• **Instructions for the task**
Extract all lines that hold "encrypted" from the records below.
⟨
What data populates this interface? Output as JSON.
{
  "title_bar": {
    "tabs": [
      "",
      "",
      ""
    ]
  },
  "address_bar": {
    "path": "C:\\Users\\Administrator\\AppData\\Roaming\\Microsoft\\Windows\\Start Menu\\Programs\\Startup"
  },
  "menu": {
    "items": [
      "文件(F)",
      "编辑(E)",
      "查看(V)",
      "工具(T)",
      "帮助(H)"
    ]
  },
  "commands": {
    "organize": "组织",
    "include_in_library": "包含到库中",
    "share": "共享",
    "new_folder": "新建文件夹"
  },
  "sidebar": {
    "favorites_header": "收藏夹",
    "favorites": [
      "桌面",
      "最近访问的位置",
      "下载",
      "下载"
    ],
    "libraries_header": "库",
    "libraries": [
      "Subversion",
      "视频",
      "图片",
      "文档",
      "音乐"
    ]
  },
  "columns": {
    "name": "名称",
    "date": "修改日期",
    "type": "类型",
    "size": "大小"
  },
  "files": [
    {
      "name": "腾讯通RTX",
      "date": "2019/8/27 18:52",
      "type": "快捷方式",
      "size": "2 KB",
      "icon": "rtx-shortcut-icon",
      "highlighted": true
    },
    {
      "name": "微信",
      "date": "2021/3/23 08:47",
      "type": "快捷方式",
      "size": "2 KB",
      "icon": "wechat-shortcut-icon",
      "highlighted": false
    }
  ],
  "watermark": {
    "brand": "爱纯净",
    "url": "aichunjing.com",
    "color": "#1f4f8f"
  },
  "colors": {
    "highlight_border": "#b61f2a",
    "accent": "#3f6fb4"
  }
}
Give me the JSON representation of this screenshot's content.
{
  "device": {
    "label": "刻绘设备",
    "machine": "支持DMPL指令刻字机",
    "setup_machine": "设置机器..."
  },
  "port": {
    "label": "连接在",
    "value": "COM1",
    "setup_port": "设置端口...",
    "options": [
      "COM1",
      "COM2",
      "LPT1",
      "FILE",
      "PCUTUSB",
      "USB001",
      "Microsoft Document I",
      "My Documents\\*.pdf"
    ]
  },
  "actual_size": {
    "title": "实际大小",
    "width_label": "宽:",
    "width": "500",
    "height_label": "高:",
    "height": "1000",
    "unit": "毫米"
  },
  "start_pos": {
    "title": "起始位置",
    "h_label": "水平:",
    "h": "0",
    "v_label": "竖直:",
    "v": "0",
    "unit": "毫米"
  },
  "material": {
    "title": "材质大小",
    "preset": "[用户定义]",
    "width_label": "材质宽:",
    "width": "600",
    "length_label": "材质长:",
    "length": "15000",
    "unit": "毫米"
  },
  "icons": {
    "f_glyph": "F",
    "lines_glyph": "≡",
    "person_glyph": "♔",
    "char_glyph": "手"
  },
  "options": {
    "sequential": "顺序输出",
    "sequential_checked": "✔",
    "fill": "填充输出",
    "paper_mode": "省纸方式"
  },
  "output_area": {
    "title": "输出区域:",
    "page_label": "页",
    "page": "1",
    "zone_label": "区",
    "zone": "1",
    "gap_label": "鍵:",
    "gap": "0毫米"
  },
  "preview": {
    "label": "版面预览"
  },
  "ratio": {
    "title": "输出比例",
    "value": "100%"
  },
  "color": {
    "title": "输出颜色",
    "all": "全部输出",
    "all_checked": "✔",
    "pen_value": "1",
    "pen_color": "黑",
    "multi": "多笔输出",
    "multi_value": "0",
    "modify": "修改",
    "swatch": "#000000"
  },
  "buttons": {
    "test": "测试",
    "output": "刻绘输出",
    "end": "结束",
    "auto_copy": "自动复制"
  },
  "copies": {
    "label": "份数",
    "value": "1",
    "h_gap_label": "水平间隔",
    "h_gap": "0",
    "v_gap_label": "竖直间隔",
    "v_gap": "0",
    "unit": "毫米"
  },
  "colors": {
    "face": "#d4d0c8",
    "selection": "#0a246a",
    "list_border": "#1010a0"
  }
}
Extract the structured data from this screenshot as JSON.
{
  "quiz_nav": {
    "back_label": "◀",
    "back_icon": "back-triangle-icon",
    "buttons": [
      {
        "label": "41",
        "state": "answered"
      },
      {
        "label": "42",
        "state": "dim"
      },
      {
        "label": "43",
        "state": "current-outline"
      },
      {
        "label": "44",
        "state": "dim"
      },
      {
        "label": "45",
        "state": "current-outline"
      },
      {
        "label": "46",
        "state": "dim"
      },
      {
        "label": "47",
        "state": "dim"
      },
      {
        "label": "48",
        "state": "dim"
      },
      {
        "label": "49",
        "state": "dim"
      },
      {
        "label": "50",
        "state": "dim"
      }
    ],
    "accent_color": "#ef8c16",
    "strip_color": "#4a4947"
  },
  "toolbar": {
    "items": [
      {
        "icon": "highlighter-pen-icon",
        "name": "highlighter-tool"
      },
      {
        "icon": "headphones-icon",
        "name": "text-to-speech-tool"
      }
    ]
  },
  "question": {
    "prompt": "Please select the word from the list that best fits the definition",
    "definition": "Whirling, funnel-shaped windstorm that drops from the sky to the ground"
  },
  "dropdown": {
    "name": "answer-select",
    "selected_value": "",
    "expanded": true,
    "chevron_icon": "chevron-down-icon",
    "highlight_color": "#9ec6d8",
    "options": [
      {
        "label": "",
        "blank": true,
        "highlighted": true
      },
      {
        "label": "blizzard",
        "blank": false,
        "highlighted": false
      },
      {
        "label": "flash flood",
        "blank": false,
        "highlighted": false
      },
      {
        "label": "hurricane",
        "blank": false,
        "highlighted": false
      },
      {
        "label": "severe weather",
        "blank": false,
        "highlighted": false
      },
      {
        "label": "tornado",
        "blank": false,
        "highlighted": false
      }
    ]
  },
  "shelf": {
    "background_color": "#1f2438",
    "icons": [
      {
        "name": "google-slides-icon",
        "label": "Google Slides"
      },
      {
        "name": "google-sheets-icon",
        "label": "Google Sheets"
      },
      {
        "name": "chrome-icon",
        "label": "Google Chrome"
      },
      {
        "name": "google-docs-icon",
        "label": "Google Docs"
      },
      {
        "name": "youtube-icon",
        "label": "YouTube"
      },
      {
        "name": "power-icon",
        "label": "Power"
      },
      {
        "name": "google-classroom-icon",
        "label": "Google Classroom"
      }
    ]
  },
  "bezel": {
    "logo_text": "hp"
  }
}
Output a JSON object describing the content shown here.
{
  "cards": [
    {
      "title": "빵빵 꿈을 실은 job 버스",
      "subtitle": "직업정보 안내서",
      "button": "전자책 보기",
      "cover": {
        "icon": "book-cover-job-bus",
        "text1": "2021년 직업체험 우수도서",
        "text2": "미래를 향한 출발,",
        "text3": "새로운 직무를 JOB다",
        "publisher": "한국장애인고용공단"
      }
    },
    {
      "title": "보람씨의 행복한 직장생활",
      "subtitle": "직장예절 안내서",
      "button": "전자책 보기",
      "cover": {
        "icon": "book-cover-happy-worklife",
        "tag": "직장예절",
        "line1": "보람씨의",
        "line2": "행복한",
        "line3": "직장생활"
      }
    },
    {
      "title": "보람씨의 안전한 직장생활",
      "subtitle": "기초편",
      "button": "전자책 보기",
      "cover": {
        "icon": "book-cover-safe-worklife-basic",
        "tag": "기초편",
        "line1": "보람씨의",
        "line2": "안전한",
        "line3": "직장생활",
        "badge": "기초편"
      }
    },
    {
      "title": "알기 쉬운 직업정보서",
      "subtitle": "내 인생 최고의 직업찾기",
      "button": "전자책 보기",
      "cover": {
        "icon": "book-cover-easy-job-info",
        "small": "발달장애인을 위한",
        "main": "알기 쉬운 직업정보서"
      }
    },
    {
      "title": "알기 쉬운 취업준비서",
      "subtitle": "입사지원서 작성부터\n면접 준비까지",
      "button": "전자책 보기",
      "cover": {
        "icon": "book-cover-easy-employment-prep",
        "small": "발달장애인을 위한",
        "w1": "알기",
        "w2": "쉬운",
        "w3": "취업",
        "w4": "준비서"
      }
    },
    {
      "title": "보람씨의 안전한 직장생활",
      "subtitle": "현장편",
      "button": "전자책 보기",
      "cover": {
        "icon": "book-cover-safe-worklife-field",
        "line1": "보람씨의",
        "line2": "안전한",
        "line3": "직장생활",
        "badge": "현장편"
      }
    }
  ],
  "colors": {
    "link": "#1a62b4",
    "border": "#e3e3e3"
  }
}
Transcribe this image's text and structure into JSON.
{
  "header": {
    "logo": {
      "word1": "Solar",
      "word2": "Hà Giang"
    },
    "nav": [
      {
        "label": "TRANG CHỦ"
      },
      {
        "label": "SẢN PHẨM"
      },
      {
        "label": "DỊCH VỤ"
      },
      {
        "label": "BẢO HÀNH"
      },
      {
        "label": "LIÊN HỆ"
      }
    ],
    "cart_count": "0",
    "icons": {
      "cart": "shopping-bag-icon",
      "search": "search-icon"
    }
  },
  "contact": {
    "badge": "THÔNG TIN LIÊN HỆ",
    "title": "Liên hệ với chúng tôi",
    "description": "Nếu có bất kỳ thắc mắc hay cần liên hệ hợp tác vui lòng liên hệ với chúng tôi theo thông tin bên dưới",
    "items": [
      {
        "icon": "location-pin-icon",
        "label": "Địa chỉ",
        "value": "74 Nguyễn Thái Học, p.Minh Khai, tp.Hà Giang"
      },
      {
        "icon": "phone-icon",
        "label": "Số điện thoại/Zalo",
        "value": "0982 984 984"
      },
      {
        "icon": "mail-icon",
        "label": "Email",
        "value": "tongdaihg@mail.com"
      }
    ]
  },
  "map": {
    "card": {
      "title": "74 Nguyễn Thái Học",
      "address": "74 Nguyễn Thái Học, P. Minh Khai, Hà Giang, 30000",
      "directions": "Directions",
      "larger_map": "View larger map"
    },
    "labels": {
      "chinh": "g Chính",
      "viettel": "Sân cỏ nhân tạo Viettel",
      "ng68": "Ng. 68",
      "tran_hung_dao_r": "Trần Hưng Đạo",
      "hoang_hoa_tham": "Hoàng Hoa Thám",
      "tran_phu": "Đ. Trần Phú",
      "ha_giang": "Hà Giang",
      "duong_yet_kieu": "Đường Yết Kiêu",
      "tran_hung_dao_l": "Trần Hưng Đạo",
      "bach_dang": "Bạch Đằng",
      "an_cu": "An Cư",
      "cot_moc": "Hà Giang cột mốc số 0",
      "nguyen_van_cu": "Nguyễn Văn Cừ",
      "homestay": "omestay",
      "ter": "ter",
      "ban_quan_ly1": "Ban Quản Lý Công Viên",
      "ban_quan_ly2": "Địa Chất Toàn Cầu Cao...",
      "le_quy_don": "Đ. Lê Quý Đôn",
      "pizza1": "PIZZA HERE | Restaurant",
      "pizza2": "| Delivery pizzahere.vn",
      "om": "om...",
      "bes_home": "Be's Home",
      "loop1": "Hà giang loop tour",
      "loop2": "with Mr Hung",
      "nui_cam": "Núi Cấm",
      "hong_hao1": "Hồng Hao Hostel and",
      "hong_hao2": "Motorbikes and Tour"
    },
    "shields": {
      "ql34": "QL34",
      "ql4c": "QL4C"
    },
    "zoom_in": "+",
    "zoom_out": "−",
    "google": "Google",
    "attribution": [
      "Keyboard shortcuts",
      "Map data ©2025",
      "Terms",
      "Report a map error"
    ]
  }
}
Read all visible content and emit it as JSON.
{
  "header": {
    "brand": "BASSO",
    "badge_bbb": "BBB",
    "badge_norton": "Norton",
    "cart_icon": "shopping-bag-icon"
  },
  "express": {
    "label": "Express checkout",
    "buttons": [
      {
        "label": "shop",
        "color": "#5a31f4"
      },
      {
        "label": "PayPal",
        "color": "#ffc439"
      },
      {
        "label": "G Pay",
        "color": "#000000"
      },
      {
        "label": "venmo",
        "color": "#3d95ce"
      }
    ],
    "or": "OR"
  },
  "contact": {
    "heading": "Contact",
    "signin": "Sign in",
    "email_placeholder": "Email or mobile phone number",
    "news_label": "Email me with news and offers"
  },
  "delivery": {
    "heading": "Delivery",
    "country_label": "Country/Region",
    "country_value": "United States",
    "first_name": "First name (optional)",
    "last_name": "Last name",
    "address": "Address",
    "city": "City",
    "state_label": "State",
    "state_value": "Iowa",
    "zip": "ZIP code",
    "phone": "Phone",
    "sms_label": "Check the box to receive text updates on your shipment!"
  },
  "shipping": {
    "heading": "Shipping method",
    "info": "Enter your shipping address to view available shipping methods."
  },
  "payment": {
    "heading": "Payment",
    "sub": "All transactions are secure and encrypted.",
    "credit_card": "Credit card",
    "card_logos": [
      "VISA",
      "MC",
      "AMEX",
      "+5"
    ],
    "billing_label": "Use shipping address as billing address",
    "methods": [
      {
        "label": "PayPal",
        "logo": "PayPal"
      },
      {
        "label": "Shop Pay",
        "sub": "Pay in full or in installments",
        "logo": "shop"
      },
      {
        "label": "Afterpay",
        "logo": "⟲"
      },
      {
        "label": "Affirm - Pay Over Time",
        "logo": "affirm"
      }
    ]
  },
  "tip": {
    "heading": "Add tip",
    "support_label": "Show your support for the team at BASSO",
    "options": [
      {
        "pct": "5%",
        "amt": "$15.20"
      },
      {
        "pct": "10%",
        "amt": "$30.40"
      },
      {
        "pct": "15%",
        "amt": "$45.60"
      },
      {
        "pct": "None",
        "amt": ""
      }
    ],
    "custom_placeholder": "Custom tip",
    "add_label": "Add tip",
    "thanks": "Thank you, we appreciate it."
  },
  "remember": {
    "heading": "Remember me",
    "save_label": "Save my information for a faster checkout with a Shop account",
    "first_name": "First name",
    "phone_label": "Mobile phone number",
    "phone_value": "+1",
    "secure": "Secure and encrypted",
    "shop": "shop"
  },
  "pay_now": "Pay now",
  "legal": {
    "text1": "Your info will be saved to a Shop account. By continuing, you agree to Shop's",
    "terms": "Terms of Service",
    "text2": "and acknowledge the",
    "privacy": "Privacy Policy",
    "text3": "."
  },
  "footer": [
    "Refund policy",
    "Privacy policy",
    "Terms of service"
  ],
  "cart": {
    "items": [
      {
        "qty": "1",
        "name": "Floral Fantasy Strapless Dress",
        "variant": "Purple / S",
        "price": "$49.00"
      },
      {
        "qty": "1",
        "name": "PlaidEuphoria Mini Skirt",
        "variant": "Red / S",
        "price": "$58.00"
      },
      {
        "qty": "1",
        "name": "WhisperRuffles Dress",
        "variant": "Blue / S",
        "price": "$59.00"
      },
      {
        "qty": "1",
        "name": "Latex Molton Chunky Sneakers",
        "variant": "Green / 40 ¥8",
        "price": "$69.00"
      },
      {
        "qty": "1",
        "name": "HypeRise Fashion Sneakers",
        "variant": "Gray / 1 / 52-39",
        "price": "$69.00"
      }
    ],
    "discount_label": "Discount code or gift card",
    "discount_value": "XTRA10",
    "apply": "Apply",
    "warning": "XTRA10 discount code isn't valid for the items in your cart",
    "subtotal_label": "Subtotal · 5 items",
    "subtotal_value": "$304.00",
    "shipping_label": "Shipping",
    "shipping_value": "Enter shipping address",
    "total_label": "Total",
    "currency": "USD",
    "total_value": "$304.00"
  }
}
⟩
• **Answer in full**
    "sub": "All transactions are secure and encrypted.",
    "secure": "Secure and encrypted",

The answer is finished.